• [Challenge]: Search the records for "Praxis". Copy every line where it appears.

# Data in this exercise start

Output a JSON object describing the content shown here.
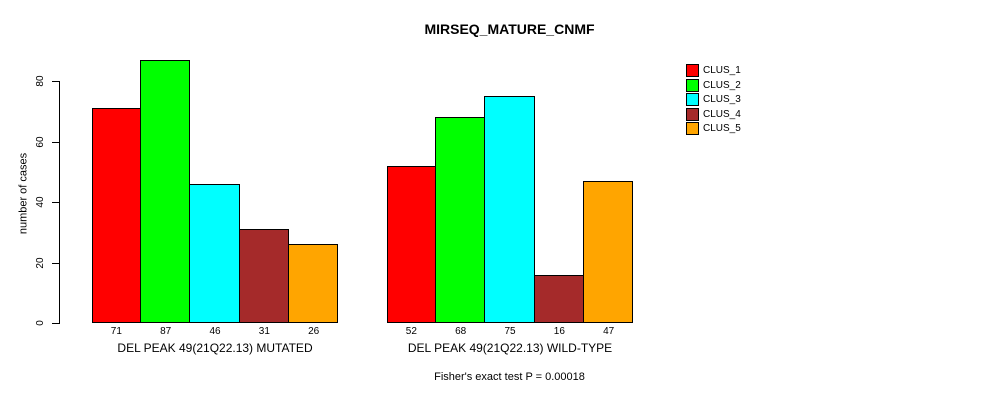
{
  "chart_data": {
    "type": "bar",
    "title": "MIRSEQ_MATURE_CNMF",
    "ylabel": "number of cases",
    "xlabel": "",
    "categories": [
      "DEL PEAK 49(21Q22.13) MUTATED",
      "DEL PEAK 49(21Q22.13) WILD-TYPE"
    ],
    "series": [
      {
        "name": "CLUS_1",
        "color": "#FF0000",
        "values": [
          71,
          52
        ]
      },
      {
        "name": "CLUS_2",
        "color": "#00FF00",
        "values": [
          87,
          68
        ]
      },
      {
        "name": "CLUS_3",
        "color": "#00FFFF",
        "values": [
          46,
          75
        ]
      },
      {
        "name": "CLUS_4",
        "color": "#A52A2A",
        "values": [
          31,
          16
        ]
      },
      {
        "name": "CLUS_5",
        "color": "#FFA500",
        "values": [
          26,
          47
        ]
      }
    ],
    "yticks": [
      0,
      20,
      40,
      60,
      80
    ],
    "ylim": [
      0,
      87
    ],
    "bar_value_labels": true,
    "annotation": "Fisher's exact test P = 0.00018",
    "legend_position": "top-right",
    "grid": false,
    "axis_color": "#000000",
    "background_color": "#FFFFFF"
  }
}
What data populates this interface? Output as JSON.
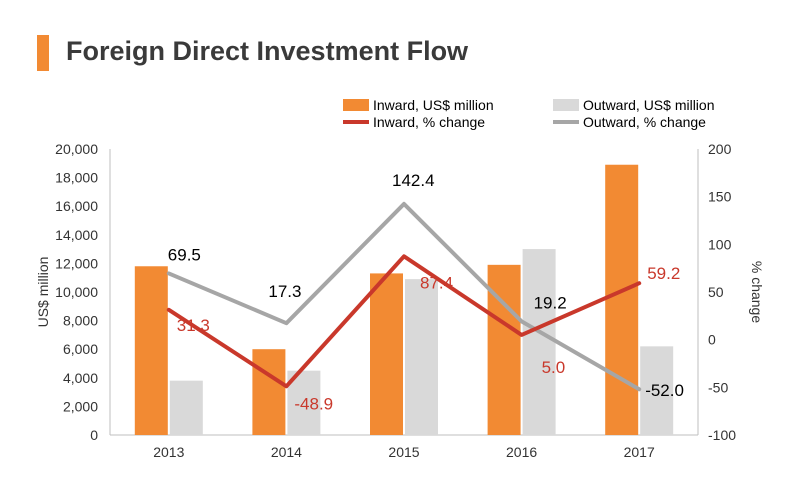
{
  "header": {
    "title": "Foreign Direct Investment Flow"
  },
  "colors": {
    "accent": "#f28a33",
    "inward": "#f28a33",
    "outward": "#d9d9d9",
    "inward_line": "#c9382b",
    "outward_line": "#a6a6a6"
  },
  "chart_data": {
    "type": "bar",
    "categories": [
      "2013",
      "2014",
      "2015",
      "2016",
      "2017"
    ],
    "series": [
      {
        "name": "Inward, US$ million",
        "type": "bar",
        "axis": "left",
        "values": [
          11800,
          6000,
          11300,
          11900,
          18900
        ]
      },
      {
        "name": "Outward, US$ million",
        "type": "bar",
        "axis": "left",
        "values": [
          3800,
          4500,
          10900,
          13000,
          6200
        ]
      },
      {
        "name": "Inward, % change",
        "type": "line",
        "axis": "right",
        "values": [
          31.3,
          -48.9,
          87.4,
          5.0,
          59.2
        ],
        "labels": [
          "31.3",
          "-48.9",
          "87.4",
          "5.0",
          "59.2"
        ]
      },
      {
        "name": "Outward, % change",
        "type": "line",
        "axis": "right",
        "values": [
          69.5,
          17.3,
          142.4,
          19.2,
          -52.0
        ],
        "labels": [
          "69.5",
          "17.3",
          "142.4",
          "19.2",
          "-52.0"
        ]
      }
    ],
    "ylabel": "US$ million",
    "y2label": "% change",
    "ylim": [
      0,
      20000
    ],
    "y2lim": [
      -100,
      200
    ],
    "yticks": [
      "0",
      "2,000",
      "4,000",
      "6,000",
      "8,000",
      "10,000",
      "12,000",
      "14,000",
      "16,000",
      "18,000",
      "20,000"
    ],
    "y2ticks": [
      "-100",
      "-50",
      "0",
      "50",
      "100",
      "150",
      "200"
    ],
    "legend_position": "top"
  }
}
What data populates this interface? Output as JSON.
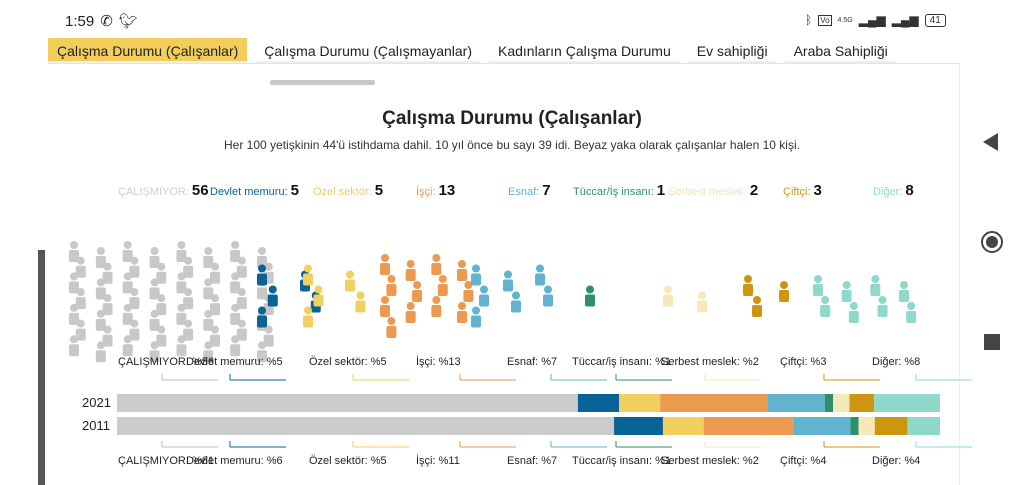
{
  "status": {
    "time": "1:59",
    "icons": [
      "whatsapp-icon",
      "twitter-icon"
    ],
    "right_icons": [
      "bluetooth-icon",
      "volte-icon",
      "signal-4g-icon",
      "signal-icon"
    ],
    "network": "4.5G",
    "battery": "41"
  },
  "tabs": [
    {
      "label": "Çalışma Durumu (Çalışanlar)",
      "active": true
    },
    {
      "label": "Çalışma Durumu (Çalışmayanlar)"
    },
    {
      "label": "Kadınların Çalışma Durumu"
    },
    {
      "label": "Ev sahipliği"
    },
    {
      "label": "Araba Sahipliği"
    }
  ],
  "title": "Çalışma Durumu (Çalışanlar)",
  "subtitle": "Her 100 yetişkinin 44'ü istihdama dahil. 10 yıl önce bu sayı 39 idi. Beyaz yaka olarak çalışanlar halen 10 kişi.",
  "chart_data": {
    "type": "stacked-bar-pictogram",
    "categories": [
      "ÇALIŞMIYOR",
      "Devlet memuru",
      "Özel sektör",
      "İşçi",
      "Esnaf",
      "Tüccar/iş insanı",
      "Serbest meslek",
      "Çiftçi",
      "Diğer"
    ],
    "colors": [
      "#cccccc",
      "#0a6396",
      "#f2d060",
      "#ec9a4f",
      "#62b3cf",
      "#2e8f6a",
      "#f6e8b8",
      "#cc9610",
      "#8fd9cb"
    ],
    "series": [
      {
        "name": "2021",
        "values": [
          56,
          5,
          5,
          13,
          7,
          1,
          2,
          3,
          8
        ]
      },
      {
        "name": "2011",
        "values": [
          61,
          6,
          5,
          11,
          7,
          1,
          2,
          4,
          4
        ]
      }
    ],
    "count_labels": [
      "ÇALIŞMIYOR:",
      "Devlet memuru:",
      "Özel sektör:",
      "İşçi:",
      "Esnaf:",
      "Tüccar/İş insanı:",
      "Serbest meslek:",
      "Çiftçi:",
      "Diğer:"
    ],
    "top_labels": [
      "ÇALIŞMIYOR: %56",
      "Devlet memuru: %5",
      "Özel sektör: %5",
      "İşçi: %13",
      "Esnaf: %7",
      "Tüccar/iş insanı: %1",
      "Serbest meslek: %2",
      "Çiftçi: %3",
      "Diğer: %8"
    ],
    "bottom_labels": [
      "ÇALIŞMIYOR: %61",
      "Devlet memuru: %6",
      "Özel sektör: %5",
      "İşçi: %11",
      "Esnaf: %7",
      "Tüccar/iş insanı: %1",
      "Serbest meslek: %2",
      "Çiftçi: %4",
      "Diğer: %4"
    ]
  },
  "navbar": [
    "back-icon",
    "home-icon",
    "recents-icon"
  ]
}
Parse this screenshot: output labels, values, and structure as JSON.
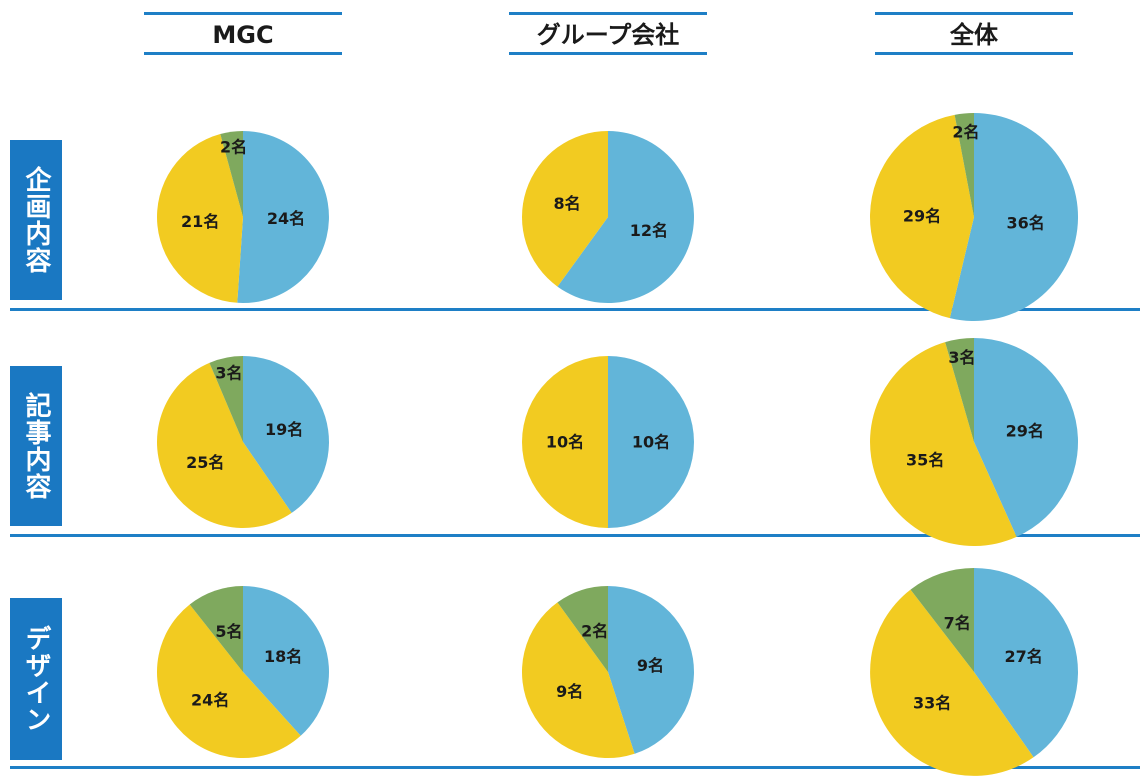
{
  "colors": {
    "accent": "#1a78c2",
    "rule": "#1e7fc6",
    "blue_slice": "#62b5d9",
    "yellow_slice": "#f2cb21",
    "green_slice": "#7fa95e"
  },
  "columns": [
    "MGC",
    "グループ会社",
    "全体"
  ],
  "rows": [
    "企画内容",
    "記事内容",
    "デザイン"
  ],
  "chart_data": [
    {
      "type": "pie",
      "row": "企画内容",
      "column": "MGC",
      "slices": [
        {
          "value": 24,
          "label": "24名",
          "color": "blue"
        },
        {
          "value": 21,
          "label": "21名",
          "color": "yellow"
        },
        {
          "value": 2,
          "label": "2名",
          "color": "green"
        }
      ]
    },
    {
      "type": "pie",
      "row": "企画内容",
      "column": "グループ会社",
      "slices": [
        {
          "value": 12,
          "label": "12名",
          "color": "blue"
        },
        {
          "value": 8,
          "label": "8名",
          "color": "yellow"
        }
      ]
    },
    {
      "type": "pie",
      "row": "企画内容",
      "column": "全体",
      "slices": [
        {
          "value": 36,
          "label": "36名",
          "color": "blue"
        },
        {
          "value": 29,
          "label": "29名",
          "color": "yellow"
        },
        {
          "value": 2,
          "label": "2名",
          "color": "green"
        }
      ]
    },
    {
      "type": "pie",
      "row": "記事内容",
      "column": "MGC",
      "slices": [
        {
          "value": 19,
          "label": "19名",
          "color": "blue"
        },
        {
          "value": 25,
          "label": "25名",
          "color": "yellow"
        },
        {
          "value": 3,
          "label": "3名",
          "color": "green"
        }
      ]
    },
    {
      "type": "pie",
      "row": "記事内容",
      "column": "グループ会社",
      "slices": [
        {
          "value": 10,
          "label": "10名",
          "color": "blue"
        },
        {
          "value": 10,
          "label": "10名",
          "color": "yellow"
        }
      ]
    },
    {
      "type": "pie",
      "row": "記事内容",
      "column": "全体",
      "slices": [
        {
          "value": 29,
          "label": "29名",
          "color": "blue"
        },
        {
          "value": 35,
          "label": "35名",
          "color": "yellow"
        },
        {
          "value": 3,
          "label": "3名",
          "color": "green"
        }
      ]
    },
    {
      "type": "pie",
      "row": "デザイン",
      "column": "MGC",
      "slices": [
        {
          "value": 18,
          "label": "18名",
          "color": "blue"
        },
        {
          "value": 24,
          "label": "24名",
          "color": "yellow"
        },
        {
          "value": 5,
          "label": "5名",
          "color": "green"
        }
      ]
    },
    {
      "type": "pie",
      "row": "デザイン",
      "column": "グループ会社",
      "slices": [
        {
          "value": 9,
          "label": "9名",
          "color": "blue"
        },
        {
          "value": 9,
          "label": "9名",
          "color": "yellow"
        },
        {
          "value": 2,
          "label": "2名",
          "color": "green"
        }
      ]
    },
    {
      "type": "pie",
      "row": "デザイン",
      "column": "全体",
      "slices": [
        {
          "value": 27,
          "label": "27名",
          "color": "blue"
        },
        {
          "value": 33,
          "label": "33名",
          "color": "yellow"
        },
        {
          "value": 7,
          "label": "7名",
          "color": "green"
        }
      ]
    }
  ]
}
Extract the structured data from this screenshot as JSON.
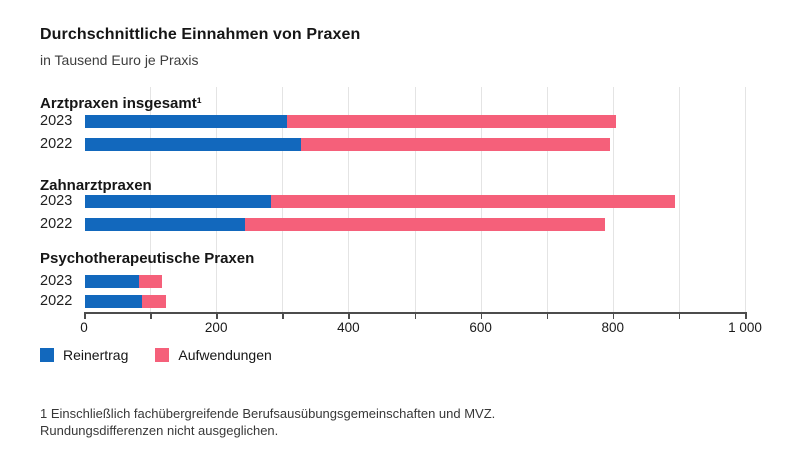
{
  "page": {
    "title": "Durchschnittliche Einnahmen von Praxen",
    "subtitle": "in Tausend Euro je Praxis"
  },
  "chart_data": {
    "type": "bar",
    "orientation": "horizontal",
    "stacked": true,
    "title": "Durchschnittliche Einnahmen von Praxen",
    "subtitle": "in Tausend Euro je Praxis",
    "unit": "Tausend Euro je Praxis",
    "xlim": [
      0,
      1000
    ],
    "x_major_ticks": [
      0,
      200,
      400,
      600,
      800,
      1000
    ],
    "x_major_tick_labels": [
      "0",
      "200",
      "400",
      "600",
      "800",
      "1 000"
    ],
    "x_minor_tick_step": 100,
    "grid": true,
    "series": [
      "Reinertrag",
      "Aufwendungen"
    ],
    "groups": [
      {
        "label": "Arztpraxen insgesamt¹",
        "rows": [
          {
            "year": "2023",
            "reinertrag": 306,
            "aufwendungen": 497
          },
          {
            "year": "2022",
            "reinertrag": 327,
            "aufwendungen": 467
          }
        ]
      },
      {
        "label": "Zahnarztpraxen",
        "rows": [
          {
            "year": "2023",
            "reinertrag": 281,
            "aufwendungen": 611
          },
          {
            "year": "2022",
            "reinertrag": 242,
            "aufwendungen": 545
          }
        ]
      },
      {
        "label": "Psychotherapeutische Praxen",
        "rows": [
          {
            "year": "2023",
            "reinertrag": 82,
            "aufwendungen": 35
          },
          {
            "year": "2022",
            "reinertrag": 86,
            "aufwendungen": 36
          }
        ]
      }
    ],
    "legend": {
      "position": "bottom-left",
      "items": [
        {
          "label": "Reinertrag",
          "color": "#1268bd"
        },
        {
          "label": "Aufwendungen",
          "color": "#f5607a"
        }
      ]
    }
  },
  "footnotes": {
    "line1": "1 Einschließlich fachübergreifende Berufsausübungsgemeinschaften und MVZ.",
    "line2": "Rundungsdifferenzen nicht ausgeglichen."
  }
}
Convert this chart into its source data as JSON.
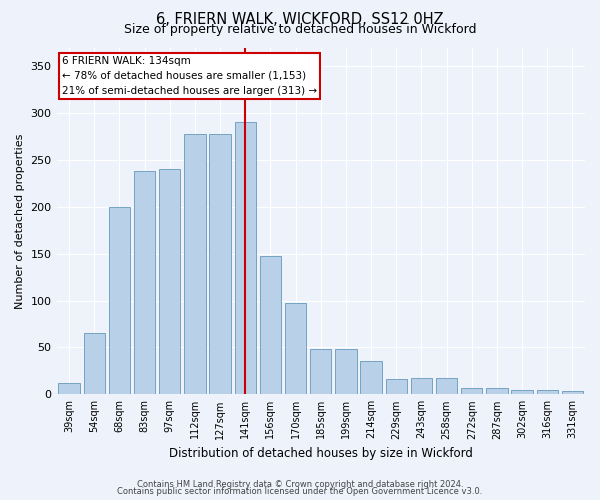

# Data in this exercise end

• [Solution to this problem]:
    "subtitle": "in Tausend Euro je Praxis"
    "subtitle": "in Tausend Euro je Praxis",
    "unit": "Tausend Euro je Praxis",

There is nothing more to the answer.